- _TASK TO CARRY OUT_: Count how many lines of the material contain the string "hours", then give that number and nothing more.

- _MATERIALS PROVIDED_:
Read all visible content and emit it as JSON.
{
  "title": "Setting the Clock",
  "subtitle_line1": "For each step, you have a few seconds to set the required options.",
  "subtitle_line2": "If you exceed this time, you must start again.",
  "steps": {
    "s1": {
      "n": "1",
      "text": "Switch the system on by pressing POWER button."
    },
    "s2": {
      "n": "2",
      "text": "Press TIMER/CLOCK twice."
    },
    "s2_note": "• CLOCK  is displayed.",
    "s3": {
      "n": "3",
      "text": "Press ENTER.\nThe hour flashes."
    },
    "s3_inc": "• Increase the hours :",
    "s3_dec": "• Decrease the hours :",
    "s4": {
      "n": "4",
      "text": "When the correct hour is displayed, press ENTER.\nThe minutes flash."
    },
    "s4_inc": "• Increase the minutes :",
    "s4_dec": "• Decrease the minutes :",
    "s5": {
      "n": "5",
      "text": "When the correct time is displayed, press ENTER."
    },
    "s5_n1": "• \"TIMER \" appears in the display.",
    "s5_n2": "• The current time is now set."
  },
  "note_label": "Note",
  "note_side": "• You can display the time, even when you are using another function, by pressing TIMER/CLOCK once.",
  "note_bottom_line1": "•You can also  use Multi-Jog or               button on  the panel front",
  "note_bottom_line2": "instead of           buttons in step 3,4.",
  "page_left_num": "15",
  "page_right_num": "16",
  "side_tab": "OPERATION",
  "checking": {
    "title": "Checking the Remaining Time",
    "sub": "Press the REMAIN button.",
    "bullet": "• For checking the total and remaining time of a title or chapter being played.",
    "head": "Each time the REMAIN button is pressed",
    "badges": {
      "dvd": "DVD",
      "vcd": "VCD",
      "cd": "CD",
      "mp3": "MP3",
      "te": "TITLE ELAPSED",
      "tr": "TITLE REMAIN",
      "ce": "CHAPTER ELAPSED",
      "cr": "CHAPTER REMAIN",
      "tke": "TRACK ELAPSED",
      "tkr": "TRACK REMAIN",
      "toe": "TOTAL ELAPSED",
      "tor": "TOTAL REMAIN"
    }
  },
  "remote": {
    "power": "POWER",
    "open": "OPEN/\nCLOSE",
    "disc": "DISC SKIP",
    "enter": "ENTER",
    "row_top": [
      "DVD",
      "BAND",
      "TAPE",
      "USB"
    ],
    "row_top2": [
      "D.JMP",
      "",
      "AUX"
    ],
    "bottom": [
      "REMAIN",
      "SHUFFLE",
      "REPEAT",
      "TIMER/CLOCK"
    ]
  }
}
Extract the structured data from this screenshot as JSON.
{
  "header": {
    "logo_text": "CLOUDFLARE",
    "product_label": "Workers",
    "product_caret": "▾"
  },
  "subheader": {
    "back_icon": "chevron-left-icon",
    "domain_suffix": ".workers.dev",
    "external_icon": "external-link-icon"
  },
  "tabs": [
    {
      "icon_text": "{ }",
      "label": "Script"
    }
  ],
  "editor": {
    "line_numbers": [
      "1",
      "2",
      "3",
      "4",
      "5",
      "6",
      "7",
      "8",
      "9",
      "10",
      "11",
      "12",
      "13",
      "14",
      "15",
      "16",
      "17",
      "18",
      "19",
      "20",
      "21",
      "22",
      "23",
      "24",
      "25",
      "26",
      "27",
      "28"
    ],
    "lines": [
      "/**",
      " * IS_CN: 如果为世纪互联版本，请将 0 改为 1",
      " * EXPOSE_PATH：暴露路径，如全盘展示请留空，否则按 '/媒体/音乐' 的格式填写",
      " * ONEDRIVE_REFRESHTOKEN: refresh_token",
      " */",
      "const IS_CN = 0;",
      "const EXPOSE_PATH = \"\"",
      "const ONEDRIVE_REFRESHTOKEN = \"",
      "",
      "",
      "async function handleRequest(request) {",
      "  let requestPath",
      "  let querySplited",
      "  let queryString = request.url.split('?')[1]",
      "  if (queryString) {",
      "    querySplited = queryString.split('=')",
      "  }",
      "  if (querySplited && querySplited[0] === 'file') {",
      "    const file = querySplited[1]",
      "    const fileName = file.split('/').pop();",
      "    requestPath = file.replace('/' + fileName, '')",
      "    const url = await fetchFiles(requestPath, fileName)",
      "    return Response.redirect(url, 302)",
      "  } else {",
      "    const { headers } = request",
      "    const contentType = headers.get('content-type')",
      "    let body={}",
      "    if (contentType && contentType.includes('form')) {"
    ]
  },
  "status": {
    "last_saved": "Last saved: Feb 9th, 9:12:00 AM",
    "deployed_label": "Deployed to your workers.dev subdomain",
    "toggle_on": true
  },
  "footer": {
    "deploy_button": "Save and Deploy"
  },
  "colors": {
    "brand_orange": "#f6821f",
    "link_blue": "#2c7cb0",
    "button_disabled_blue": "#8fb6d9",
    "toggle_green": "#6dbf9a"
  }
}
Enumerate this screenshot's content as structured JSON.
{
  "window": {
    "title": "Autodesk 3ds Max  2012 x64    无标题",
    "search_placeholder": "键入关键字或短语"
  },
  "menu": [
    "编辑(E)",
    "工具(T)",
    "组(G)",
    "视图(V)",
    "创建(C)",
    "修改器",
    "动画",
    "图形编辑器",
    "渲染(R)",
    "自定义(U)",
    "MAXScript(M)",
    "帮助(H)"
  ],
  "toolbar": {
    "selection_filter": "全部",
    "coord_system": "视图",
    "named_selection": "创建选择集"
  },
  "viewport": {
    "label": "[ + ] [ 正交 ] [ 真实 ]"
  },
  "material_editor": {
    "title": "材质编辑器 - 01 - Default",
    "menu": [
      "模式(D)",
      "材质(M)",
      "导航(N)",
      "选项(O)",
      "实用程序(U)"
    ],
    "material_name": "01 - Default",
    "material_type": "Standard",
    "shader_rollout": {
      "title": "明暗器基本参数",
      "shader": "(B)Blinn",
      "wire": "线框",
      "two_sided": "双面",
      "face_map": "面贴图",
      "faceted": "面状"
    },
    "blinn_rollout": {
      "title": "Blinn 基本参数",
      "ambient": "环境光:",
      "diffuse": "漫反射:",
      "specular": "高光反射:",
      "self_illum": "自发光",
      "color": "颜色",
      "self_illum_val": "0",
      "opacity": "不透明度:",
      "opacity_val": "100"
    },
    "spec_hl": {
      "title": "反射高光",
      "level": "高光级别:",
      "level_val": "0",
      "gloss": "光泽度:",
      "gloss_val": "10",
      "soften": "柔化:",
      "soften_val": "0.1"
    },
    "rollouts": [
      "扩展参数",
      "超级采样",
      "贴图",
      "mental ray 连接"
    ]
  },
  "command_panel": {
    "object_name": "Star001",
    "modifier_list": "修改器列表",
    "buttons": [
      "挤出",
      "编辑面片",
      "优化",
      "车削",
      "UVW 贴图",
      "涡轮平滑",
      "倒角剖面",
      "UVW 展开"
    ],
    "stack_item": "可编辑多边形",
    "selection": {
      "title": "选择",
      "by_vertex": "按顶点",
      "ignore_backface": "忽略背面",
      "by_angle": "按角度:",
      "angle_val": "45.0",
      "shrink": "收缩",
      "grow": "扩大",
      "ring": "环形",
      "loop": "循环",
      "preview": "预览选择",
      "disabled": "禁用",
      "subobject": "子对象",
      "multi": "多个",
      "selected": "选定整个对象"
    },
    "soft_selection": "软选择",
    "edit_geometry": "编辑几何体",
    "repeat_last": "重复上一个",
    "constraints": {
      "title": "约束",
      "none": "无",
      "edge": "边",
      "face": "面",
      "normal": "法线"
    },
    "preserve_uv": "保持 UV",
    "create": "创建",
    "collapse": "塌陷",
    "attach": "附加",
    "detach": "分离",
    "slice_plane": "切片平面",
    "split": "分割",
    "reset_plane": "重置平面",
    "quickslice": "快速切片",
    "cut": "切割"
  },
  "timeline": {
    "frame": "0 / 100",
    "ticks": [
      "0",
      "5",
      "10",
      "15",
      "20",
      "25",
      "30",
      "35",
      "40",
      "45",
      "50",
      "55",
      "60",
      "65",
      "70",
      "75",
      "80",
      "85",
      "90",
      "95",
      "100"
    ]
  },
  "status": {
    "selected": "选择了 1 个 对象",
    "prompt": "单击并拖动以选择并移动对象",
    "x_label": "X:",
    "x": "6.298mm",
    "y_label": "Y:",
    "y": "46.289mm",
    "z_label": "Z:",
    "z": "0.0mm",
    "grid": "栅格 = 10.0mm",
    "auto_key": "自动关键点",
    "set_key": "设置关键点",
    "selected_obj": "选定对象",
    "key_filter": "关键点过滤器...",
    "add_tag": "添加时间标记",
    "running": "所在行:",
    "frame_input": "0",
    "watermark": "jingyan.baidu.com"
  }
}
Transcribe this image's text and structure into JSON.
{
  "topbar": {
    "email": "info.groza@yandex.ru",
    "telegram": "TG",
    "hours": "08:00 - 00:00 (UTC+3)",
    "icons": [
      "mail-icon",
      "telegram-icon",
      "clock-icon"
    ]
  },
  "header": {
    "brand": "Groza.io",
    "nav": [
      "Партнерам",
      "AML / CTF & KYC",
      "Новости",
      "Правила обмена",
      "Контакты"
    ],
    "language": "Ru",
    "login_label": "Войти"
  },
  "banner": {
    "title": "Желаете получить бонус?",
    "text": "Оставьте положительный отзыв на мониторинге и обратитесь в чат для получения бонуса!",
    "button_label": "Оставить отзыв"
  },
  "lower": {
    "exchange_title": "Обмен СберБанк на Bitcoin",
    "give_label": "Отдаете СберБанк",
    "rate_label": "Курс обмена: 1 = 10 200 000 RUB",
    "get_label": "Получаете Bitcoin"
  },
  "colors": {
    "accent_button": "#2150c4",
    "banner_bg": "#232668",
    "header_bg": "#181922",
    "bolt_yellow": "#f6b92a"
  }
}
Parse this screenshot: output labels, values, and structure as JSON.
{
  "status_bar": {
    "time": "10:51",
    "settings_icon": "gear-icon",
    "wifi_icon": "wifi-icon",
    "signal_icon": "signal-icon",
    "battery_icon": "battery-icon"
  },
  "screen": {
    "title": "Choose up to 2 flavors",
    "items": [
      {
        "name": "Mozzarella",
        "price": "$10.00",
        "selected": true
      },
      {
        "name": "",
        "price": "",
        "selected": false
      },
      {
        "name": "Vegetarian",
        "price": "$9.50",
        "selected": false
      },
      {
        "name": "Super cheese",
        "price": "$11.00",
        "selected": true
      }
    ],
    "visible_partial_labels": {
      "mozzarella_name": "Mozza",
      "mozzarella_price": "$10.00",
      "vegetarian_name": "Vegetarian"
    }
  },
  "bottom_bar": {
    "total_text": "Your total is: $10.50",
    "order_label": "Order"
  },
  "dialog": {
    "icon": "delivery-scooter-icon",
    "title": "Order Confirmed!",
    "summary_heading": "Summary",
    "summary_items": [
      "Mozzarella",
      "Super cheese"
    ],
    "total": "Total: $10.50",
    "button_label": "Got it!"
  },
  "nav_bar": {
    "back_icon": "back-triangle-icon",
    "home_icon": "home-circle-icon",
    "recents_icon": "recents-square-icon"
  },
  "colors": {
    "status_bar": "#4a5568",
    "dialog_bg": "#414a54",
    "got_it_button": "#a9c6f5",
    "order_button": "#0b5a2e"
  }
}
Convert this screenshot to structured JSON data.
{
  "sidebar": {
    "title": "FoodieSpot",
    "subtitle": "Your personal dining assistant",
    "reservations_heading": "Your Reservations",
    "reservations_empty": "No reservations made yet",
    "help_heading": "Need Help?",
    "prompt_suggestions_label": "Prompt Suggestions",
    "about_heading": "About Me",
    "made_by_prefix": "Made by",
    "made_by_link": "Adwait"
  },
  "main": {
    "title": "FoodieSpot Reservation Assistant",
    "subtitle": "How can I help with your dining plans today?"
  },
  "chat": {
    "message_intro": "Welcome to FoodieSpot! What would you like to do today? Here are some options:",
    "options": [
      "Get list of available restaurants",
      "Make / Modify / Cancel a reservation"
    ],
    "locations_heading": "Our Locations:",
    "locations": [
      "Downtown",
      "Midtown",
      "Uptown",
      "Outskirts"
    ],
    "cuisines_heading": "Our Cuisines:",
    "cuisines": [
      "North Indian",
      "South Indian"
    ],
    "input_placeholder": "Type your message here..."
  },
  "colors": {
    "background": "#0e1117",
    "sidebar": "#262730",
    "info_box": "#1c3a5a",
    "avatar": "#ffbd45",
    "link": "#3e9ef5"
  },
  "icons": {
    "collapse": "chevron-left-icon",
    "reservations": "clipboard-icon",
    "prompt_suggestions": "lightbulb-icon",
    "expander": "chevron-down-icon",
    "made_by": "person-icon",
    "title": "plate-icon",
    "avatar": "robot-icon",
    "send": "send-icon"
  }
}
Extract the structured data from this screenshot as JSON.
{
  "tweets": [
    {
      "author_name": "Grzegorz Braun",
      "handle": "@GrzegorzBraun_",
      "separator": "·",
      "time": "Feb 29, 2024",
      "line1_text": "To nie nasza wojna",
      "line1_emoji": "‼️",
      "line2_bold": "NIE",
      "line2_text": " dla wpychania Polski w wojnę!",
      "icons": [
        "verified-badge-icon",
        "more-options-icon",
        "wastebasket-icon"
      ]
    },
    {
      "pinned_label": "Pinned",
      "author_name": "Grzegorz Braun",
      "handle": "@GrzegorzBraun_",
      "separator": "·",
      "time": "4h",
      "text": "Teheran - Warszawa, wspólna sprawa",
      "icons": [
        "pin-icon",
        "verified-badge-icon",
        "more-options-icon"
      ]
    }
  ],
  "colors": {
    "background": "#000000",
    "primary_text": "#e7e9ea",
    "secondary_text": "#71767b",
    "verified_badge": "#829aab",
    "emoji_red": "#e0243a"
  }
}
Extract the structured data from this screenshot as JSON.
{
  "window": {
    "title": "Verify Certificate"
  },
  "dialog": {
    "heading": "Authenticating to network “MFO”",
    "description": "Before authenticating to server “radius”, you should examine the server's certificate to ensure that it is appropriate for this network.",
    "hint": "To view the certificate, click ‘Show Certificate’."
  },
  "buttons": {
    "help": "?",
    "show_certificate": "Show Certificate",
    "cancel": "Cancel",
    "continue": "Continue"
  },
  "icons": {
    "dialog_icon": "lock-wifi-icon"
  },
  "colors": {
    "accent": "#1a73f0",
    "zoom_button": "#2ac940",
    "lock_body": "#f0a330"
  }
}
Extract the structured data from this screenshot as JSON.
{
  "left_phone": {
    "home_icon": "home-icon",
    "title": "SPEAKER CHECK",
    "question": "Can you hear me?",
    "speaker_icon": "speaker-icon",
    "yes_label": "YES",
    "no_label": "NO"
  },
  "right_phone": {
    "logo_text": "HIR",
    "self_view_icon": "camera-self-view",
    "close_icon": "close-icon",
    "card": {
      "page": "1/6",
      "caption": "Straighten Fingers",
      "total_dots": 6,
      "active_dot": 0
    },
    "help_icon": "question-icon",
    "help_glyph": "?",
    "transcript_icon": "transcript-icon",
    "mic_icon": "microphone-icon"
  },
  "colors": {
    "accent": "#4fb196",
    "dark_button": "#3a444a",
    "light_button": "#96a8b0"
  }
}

- _TASK SOLUTION_: 3